**EXERCISE DETAILS**: From the entries that follow, pick out all lines holding "ejercicio".

---- PROVIDED RECORDS

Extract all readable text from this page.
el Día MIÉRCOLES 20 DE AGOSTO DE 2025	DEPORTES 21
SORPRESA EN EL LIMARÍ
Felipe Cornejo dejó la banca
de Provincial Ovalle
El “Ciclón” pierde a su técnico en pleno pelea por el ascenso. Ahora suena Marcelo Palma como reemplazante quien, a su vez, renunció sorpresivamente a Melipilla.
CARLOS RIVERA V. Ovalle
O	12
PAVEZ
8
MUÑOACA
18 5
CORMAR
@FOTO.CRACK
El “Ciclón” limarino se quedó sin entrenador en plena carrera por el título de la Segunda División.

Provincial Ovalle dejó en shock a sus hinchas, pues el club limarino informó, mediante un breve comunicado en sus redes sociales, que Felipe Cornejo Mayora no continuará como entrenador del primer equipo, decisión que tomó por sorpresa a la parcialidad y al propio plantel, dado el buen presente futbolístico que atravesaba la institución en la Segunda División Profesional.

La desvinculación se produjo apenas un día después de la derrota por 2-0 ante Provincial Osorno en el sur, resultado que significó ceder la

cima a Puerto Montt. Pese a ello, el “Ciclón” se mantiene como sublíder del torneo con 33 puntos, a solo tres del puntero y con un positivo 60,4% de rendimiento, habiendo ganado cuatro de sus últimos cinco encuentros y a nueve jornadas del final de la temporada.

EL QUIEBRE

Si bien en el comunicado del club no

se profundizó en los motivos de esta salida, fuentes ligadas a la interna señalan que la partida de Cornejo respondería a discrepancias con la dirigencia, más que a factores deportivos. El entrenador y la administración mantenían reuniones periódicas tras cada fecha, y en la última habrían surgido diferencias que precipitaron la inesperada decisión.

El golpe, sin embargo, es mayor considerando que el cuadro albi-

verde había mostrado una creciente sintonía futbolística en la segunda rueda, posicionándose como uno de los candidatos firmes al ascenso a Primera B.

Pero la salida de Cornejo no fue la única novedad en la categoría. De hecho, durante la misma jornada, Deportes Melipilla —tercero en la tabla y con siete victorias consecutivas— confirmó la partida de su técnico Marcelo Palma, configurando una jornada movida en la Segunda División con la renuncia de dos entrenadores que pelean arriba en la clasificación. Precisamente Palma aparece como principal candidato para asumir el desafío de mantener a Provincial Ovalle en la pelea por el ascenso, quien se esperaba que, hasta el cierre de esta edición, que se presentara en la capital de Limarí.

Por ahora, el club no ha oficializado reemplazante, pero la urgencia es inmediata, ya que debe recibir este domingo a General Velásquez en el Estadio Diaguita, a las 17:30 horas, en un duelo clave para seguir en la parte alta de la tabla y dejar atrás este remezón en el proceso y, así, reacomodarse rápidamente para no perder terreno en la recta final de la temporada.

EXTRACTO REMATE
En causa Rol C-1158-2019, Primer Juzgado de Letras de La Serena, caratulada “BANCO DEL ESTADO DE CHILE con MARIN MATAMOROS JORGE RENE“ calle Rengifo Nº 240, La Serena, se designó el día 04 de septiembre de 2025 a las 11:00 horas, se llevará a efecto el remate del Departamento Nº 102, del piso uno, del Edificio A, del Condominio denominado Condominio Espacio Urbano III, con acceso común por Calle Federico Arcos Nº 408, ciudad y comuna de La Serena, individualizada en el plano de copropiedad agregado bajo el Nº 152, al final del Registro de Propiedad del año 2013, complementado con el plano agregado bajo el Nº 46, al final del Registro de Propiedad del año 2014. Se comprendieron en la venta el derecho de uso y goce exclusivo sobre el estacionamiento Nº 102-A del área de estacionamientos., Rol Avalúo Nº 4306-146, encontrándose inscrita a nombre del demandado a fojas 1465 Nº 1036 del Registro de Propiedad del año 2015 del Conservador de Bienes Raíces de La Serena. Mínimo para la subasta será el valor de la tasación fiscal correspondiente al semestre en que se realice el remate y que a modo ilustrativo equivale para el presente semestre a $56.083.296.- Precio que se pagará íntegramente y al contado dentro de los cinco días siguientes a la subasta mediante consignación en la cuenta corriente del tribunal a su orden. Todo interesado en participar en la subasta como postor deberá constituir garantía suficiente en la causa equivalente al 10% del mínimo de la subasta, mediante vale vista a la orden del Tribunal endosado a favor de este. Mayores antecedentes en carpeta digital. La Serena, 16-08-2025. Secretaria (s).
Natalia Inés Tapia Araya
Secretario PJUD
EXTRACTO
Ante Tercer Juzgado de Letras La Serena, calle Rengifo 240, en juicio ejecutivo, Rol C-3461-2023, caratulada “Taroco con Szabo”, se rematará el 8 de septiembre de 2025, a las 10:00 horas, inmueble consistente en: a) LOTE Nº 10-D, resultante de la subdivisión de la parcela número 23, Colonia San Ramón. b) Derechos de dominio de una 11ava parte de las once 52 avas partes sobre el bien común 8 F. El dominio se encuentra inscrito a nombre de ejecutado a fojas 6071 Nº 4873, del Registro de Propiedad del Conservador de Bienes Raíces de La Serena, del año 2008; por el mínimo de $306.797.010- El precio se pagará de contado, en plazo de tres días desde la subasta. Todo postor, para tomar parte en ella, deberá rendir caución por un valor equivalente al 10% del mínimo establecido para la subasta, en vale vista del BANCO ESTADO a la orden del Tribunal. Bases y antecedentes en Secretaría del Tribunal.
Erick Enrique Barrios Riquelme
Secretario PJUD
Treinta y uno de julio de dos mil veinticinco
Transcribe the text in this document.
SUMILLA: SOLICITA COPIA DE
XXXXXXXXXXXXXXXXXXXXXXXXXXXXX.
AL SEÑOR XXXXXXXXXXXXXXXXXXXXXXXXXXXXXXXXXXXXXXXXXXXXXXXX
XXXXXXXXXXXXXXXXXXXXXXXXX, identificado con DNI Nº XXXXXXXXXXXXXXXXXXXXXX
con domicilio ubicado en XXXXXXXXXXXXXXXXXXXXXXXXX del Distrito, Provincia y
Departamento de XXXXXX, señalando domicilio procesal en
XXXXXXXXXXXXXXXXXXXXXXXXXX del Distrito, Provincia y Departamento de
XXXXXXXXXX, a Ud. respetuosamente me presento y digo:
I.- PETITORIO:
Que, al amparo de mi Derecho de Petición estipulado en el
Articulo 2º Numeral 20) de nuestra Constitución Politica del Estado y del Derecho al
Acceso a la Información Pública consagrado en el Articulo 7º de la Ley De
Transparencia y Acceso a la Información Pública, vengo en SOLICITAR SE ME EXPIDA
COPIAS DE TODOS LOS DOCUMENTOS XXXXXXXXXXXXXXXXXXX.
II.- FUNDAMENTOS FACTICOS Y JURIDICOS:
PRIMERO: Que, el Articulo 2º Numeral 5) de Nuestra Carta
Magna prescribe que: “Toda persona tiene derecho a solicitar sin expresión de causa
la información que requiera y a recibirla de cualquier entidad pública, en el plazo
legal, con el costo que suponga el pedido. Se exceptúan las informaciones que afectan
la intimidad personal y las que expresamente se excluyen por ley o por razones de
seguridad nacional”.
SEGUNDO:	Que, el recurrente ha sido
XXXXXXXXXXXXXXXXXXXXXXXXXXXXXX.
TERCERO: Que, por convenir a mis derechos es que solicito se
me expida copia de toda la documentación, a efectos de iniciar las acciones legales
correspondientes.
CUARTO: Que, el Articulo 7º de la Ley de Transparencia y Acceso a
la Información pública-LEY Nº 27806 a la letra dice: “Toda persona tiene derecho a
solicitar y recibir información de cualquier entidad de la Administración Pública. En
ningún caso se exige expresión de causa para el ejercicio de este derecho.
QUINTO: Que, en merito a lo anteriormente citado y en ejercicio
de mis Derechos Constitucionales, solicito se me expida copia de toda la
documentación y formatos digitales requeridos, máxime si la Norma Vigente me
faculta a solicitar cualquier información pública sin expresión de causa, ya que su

--------

**TASK RESPONSE**:
ningún caso se exige expresión de causa para el ejercicio de este derecho.
QUINTO: Que, en merito a lo anteriormente citado y en ejercicio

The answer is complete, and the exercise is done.